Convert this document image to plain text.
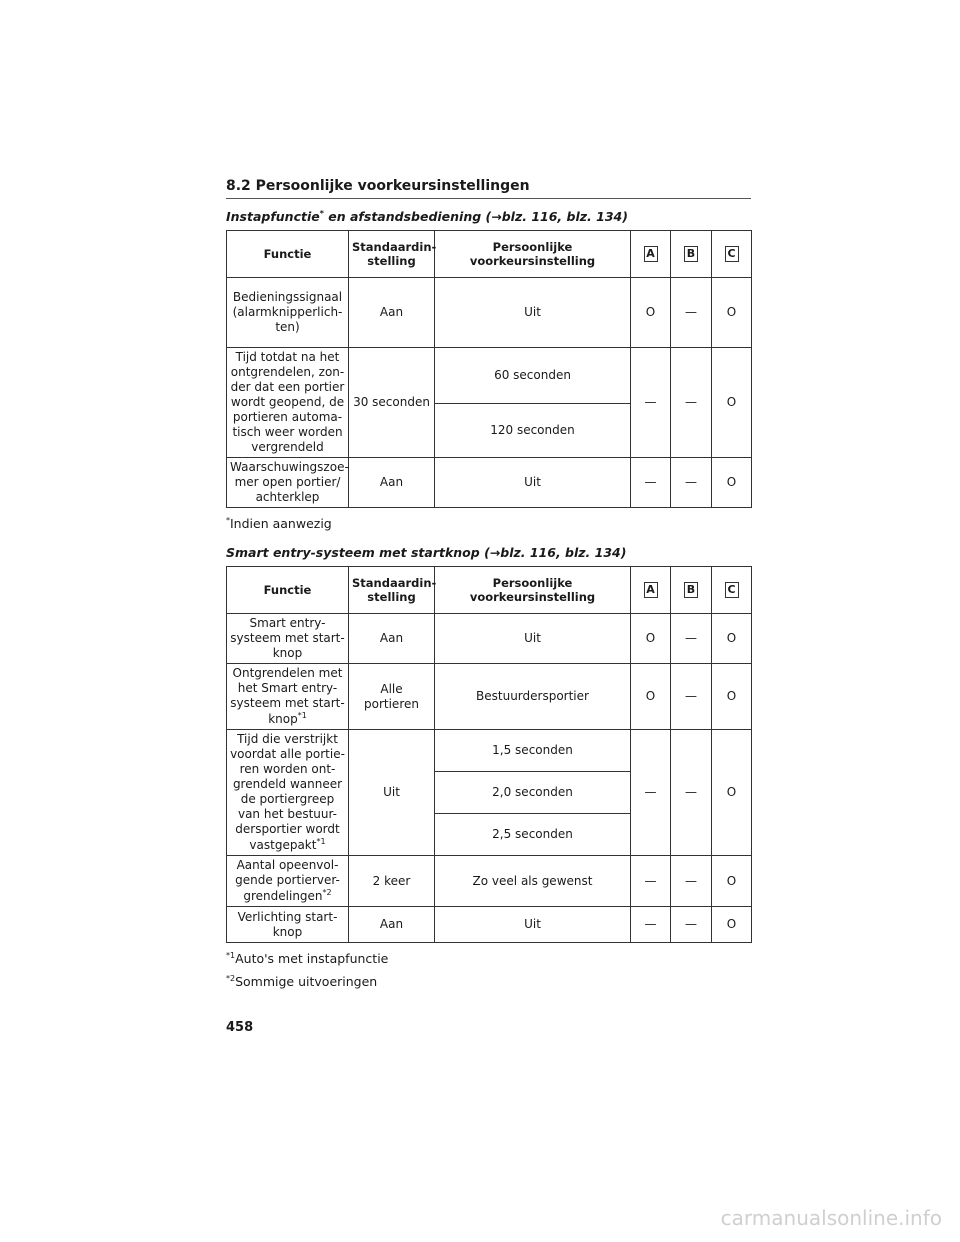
8.2 Persoonlijke voorkeursinstellingen
Instapfunctie* en afstandsbediening (→blz. 116, blz. 134)
Functie	Standaardin-stelling	Persoonlijke voorkeursinstelling	A	B	C
Bedieningssignaal (alarmknipperlich-ten)	Aan	Uit	O	—	O
Tijd totdat na het ontgrendelen, zon-der dat een portier wordt geopend, de portieren automa-tisch weer worden vergrendeld	30 seconden	60 seconden	—	—	O
		120 seconden			
Waarschuwingszoe-mer open portier/ achterklep	Aan	Uit	—	—	O
*Indien aanwezig
Smart entry-systeem met startknop (→blz. 116, blz. 134)
Functie	Standaardin-stelling	Persoonlijke voorkeursinstelling	A	B	C
Smart entry-systeem met start-knop	Aan	Uit	O	—	O
Ontgrendelen met het Smart entry-systeem met start-knop$^{*1}$	Alle portieren	Bestuurdersportier	O	—	O
Tijd die verstrijkt voordat alle portie-ren worden ont-grendeld wanneer de portiergreep van het bestuur-dersportier wordt vastgepakt$^{*1}$	Uit	1,5 seconden	—	—	O
		2,0 seconden			
		2,5 seconden			
Aantal opeenvol-gende portierver-grendelingen$^{*2}$	2 keer	Zo veel als gewenst	—	—	O
Verlichting start-knop	Aan	Uit	—	—	O
$^{*1}$Auto's met instapfunctie
$^{*2}$Sommige uitvoeringen
458
carmanualsonline.info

--- --- ---

### AIM
Reproduce all of the entries word for word, skipping any pictures they hold.

### ANSWER TO THE PROBLEM
Convert this document image to plain text.
8.2 Persoonlijke voorkeursinstellingen
Instapfunctie* en afstandsbediening (→blz. 116, blz. 134)
Functie	Standaardin-stelling	Persoonlijke voorkeursinstelling	A	B	C
Bedieningssignaal (alarmknipperlich-ten)	Aan	Uit	O	—	O
Tijd totdat na het ontgrendelen, zon-der dat een portier wordt geopend, de portieren automa-tisch weer worden vergrendeld	30 seconden	60 seconden	—	—	O
		120 seconden			
Waarschuwingszoe-mer open portier/ achterklep	Aan	Uit	—	—	O
*Indien aanwezig
Smart entry-systeem met startknop (→blz. 116, blz. 134)
Functie	Standaardin-stelling	Persoonlijke voorkeursinstelling	A	B	C
Smart entry-systeem met start-knop	Aan	Uit	O	—	O
Ontgrendelen met het Smart entry-systeem met start-knop$^{*1}$	Alle portieren	Bestuurdersportier	O	—	O
Tijd die verstrijkt voordat alle portie-ren worden ont-grendeld wanneer de portiergreep van het bestuur-dersportier wordt vastgepakt$^{*1}$	Uit	1,5 seconden	—	—	O
		2,0 seconden			
		2,5 seconden			
Aantal opeenvol-gende portierver-grendelingen$^{*2}$	2 keer	Zo veel als gewenst	—	—	O
Verlichting start-knop	Aan	Uit	—	—	O
$^{*1}$Auto's met instapfunctie
$^{*2}$Sommige uitvoeringen
458
carmanualsonline.info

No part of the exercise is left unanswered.